Stored data:
-- BEGIN --
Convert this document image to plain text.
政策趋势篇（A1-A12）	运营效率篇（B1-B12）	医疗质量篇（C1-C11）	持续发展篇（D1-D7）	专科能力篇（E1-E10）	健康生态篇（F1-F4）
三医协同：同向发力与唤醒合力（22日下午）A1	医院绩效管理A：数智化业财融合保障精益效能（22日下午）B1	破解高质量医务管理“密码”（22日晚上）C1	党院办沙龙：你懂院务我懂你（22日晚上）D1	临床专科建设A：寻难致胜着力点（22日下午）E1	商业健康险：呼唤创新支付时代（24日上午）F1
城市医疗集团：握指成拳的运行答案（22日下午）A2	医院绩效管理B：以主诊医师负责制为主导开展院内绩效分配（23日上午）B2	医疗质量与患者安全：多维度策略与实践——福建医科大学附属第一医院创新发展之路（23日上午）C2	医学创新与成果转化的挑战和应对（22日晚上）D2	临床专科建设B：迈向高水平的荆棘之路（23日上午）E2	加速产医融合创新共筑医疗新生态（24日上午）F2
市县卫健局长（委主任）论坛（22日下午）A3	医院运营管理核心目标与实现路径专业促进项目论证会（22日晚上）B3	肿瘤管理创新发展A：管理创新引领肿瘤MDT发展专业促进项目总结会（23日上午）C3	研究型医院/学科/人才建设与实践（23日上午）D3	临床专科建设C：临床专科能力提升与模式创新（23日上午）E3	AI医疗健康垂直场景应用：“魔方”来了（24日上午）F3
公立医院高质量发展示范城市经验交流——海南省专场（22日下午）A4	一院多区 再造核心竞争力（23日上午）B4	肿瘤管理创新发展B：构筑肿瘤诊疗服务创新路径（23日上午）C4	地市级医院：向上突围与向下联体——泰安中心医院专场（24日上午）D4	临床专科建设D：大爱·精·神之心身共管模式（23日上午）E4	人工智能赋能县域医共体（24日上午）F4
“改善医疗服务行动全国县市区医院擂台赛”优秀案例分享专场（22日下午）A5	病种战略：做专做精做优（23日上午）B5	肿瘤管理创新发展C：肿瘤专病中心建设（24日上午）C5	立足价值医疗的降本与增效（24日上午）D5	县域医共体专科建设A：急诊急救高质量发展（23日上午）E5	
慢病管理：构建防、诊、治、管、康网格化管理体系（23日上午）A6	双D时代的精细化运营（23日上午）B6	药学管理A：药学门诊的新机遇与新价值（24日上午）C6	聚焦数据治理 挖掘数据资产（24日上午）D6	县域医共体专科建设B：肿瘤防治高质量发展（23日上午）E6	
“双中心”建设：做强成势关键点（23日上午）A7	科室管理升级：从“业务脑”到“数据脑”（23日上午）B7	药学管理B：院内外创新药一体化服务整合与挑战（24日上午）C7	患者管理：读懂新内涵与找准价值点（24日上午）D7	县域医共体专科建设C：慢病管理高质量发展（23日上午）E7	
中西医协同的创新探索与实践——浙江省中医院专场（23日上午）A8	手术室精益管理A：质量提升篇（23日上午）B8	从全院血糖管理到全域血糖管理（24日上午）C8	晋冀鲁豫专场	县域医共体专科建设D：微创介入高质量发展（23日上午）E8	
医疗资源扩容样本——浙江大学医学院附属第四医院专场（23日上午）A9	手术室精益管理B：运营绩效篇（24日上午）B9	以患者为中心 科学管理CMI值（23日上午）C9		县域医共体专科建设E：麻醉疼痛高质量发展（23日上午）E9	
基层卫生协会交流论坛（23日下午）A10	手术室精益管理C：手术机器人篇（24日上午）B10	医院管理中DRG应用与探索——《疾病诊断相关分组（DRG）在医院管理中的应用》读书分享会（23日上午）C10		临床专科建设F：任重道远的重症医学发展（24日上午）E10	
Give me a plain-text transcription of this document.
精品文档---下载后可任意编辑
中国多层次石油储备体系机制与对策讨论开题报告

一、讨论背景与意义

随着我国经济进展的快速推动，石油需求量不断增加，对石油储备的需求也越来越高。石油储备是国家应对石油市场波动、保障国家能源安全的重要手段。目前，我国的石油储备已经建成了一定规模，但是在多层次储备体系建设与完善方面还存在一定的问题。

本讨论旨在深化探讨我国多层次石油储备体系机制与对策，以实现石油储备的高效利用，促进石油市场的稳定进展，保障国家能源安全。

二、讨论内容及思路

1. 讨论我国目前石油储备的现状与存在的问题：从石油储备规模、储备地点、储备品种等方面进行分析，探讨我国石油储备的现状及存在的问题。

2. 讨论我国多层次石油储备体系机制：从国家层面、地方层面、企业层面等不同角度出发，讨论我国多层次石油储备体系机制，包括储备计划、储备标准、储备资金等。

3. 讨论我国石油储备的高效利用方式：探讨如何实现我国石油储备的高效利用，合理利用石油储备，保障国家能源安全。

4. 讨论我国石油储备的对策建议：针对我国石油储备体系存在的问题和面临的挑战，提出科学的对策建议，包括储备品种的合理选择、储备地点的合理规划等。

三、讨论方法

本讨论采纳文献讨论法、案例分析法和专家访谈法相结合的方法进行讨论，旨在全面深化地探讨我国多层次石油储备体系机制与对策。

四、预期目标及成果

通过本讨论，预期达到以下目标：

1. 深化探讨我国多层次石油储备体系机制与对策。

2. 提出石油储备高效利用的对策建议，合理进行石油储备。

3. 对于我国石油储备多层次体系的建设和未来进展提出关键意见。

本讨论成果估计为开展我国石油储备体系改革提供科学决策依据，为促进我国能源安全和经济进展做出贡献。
-- END --
What you are asked to do: Repeat only the lines running from the line that contains "Give me a plain-text" through the last line above, inclusive.

Written solution:
Give me a plain-text transcription of this document.
精品文档---下载后可任意编辑
中国多层次石油储备体系机制与对策讨论开题报告

一、讨论背景与意义

随着我国经济进展的快速推动，石油需求量不断增加，对石油储备的需求也越来越高。石油储备是国家应对石油市场波动、保障国家能源安全的重要手段。目前，我国的石油储备已经建成了一定规模，但是在多层次储备体系建设与完善方面还存在一定的问题。

本讨论旨在深化探讨我国多层次石油储备体系机制与对策，以实现石油储备的高效利用，促进石油市场的稳定进展，保障国家能源安全。

二、讨论内容及思路

1. 讨论我国目前石油储备的现状与存在的问题：从石油储备规模、储备地点、储备品种等方面进行分析，探讨我国石油储备的现状及存在的问题。

2. 讨论我国多层次石油储备体系机制：从国家层面、地方层面、企业层面等不同角度出发，讨论我国多层次石油储备体系机制，包括储备计划、储备标准、储备资金等。

3. 讨论我国石油储备的高效利用方式：探讨如何实现我国石油储备的高效利用，合理利用石油储备，保障国家能源安全。

4. 讨论我国石油储备的对策建议：针对我国石油储备体系存在的问题和面临的挑战，提出科学的对策建议，包括储备品种的合理选择、储备地点的合理规划等。

三、讨论方法

本讨论采纳文献讨论法、案例分析法和专家访谈法相结合的方法进行讨论，旨在全面深化地探讨我国多层次石油储备体系机制与对策。

四、预期目标及成果

通过本讨论，预期达到以下目标：

1. 深化探讨我国多层次石油储备体系机制与对策。

2. 提出石油储备高效利用的对策建议，合理进行石油储备。

3. 对于我国石油储备多层次体系的建设和未来进展提出关键意见。

本讨论成果估计为开展我国石油储备体系改革提供科学决策依据，为促进我国能源安全和经济进展做出贡献。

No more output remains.